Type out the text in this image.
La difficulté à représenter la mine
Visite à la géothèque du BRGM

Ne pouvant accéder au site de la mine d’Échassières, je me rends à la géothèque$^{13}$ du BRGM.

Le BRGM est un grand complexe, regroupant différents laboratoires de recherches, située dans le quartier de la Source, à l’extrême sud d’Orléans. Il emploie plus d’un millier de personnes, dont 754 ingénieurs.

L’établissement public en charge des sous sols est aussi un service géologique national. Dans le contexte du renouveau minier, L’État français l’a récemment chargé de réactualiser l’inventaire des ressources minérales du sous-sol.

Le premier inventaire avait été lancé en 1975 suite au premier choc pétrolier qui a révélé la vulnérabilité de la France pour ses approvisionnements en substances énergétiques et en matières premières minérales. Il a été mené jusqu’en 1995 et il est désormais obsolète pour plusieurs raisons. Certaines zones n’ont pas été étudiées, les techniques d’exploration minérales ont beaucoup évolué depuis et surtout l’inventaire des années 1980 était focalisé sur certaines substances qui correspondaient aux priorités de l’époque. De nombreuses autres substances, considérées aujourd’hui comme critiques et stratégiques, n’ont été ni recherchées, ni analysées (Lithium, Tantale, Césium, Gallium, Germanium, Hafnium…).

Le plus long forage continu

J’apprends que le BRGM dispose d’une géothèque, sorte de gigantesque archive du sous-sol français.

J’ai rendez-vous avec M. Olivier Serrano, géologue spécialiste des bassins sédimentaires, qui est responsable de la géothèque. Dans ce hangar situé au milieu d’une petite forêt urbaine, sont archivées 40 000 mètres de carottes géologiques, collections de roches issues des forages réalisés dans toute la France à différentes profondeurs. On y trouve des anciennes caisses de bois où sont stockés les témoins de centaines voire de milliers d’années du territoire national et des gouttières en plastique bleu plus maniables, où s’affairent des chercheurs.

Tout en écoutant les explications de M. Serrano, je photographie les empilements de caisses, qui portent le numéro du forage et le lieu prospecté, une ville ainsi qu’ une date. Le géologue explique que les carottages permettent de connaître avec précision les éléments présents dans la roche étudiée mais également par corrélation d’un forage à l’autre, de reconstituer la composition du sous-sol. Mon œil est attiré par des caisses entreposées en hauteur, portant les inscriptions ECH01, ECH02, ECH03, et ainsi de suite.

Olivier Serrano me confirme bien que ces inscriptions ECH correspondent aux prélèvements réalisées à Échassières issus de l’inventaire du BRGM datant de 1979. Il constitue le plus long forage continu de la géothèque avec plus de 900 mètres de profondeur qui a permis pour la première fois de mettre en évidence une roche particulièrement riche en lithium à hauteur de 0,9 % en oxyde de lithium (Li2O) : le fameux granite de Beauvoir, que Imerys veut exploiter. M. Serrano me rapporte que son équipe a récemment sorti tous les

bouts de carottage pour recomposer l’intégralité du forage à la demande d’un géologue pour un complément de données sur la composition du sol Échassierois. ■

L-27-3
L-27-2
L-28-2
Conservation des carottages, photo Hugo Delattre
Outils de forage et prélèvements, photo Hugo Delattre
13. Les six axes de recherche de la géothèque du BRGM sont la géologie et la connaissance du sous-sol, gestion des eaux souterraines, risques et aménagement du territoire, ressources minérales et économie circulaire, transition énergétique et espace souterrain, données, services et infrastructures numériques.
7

++++++++++

== TASK TO CARRY OUT ==
Produce an exact copy of all the records.

== TASK RESPONSE ==
Type out the text in this image.
La difficulté à représenter la mine
Visite à la géothèque du BRGM

Ne pouvant accéder au site de la mine d’Échassières, je me rends à la géothèque$^{13}$ du BRGM.

Le BRGM est un grand complexe, regroupant différents laboratoires de recherches, située dans le quartier de la Source, à l’extrême sud d’Orléans. Il emploie plus d’un millier de personnes, dont 754 ingénieurs.

L’établissement public en charge des sous sols est aussi un service géologique national. Dans le contexte du renouveau minier, L’État français l’a récemment chargé de réactualiser l’inventaire des ressources minérales du sous-sol.

Le premier inventaire avait été lancé en 1975 suite au premier choc pétrolier qui a révélé la vulnérabilité de la France pour ses approvisionnements en substances énergétiques et en matières premières minérales. Il a été mené jusqu’en 1995 et il est désormais obsolète pour plusieurs raisons. Certaines zones n’ont pas été étudiées, les techniques d’exploration minérales ont beaucoup évolué depuis et surtout l’inventaire des années 1980 était focalisé sur certaines substances qui correspondaient aux priorités de l’époque. De nombreuses autres substances, considérées aujourd’hui comme critiques et stratégiques, n’ont été ni recherchées, ni analysées (Lithium, Tantale, Césium, Gallium, Germanium, Hafnium…).

Le plus long forage continu

J’apprends que le BRGM dispose d’une géothèque, sorte de gigantesque archive du sous-sol français.

J’ai rendez-vous avec M. Olivier Serrano, géologue spécialiste des bassins sédimentaires, qui est responsable de la géothèque. Dans ce hangar situé au milieu d’une petite forêt urbaine, sont archivées 40 000 mètres de carottes géologiques, collections de roches issues des forages réalisés dans toute la France à différentes profondeurs. On y trouve des anciennes caisses de bois où sont stockés les témoins de centaines voire de milliers d’années du territoire national et des gouttières en plastique bleu plus maniables, où s’affairent des chercheurs.

Tout en écoutant les explications de M. Serrano, je photographie les empilements de caisses, qui portent le numéro du forage et le lieu prospecté, une ville ainsi qu’ une date. Le géologue explique que les carottages permettent de connaître avec précision les éléments présents dans la roche étudiée mais également par corrélation d’un forage à l’autre, de reconstituer la composition du sous-sol. Mon œil est attiré par des caisses entreposées en hauteur, portant les inscriptions ECH01, ECH02, ECH03, et ainsi de suite.

Olivier Serrano me confirme bien que ces inscriptions ECH correspondent aux prélèvements réalisées à Échassières issus de l’inventaire du BRGM datant de 1979. Il constitue le plus long forage continu de la géothèque avec plus de 900 mètres de profondeur qui a permis pour la première fois de mettre en évidence une roche particulièrement riche en lithium à hauteur de 0,9 % en oxyde de lithium (Li2O) : le fameux granite de Beauvoir, que Imerys veut exploiter. M. Serrano me rapporte que son équipe a récemment sorti tous les

bouts de carottage pour recomposer l’intégralité du forage à la demande d’un géologue pour un complément de données sur la composition du sol Échassierois. ■

L-27-3
L-27-2
L-28-2
Conservation des carottages, photo Hugo Delattre
Outils de forage et prélèvements, photo Hugo Delattre
13. Les six axes de recherche de la géothèque du BRGM sont la géologie et la connaissance du sous-sol, gestion des eaux souterraines, risques et aménagement du territoire, ressources minérales et économie circulaire, transition énergétique et espace souterrain, données, services et infrastructures numériques.
7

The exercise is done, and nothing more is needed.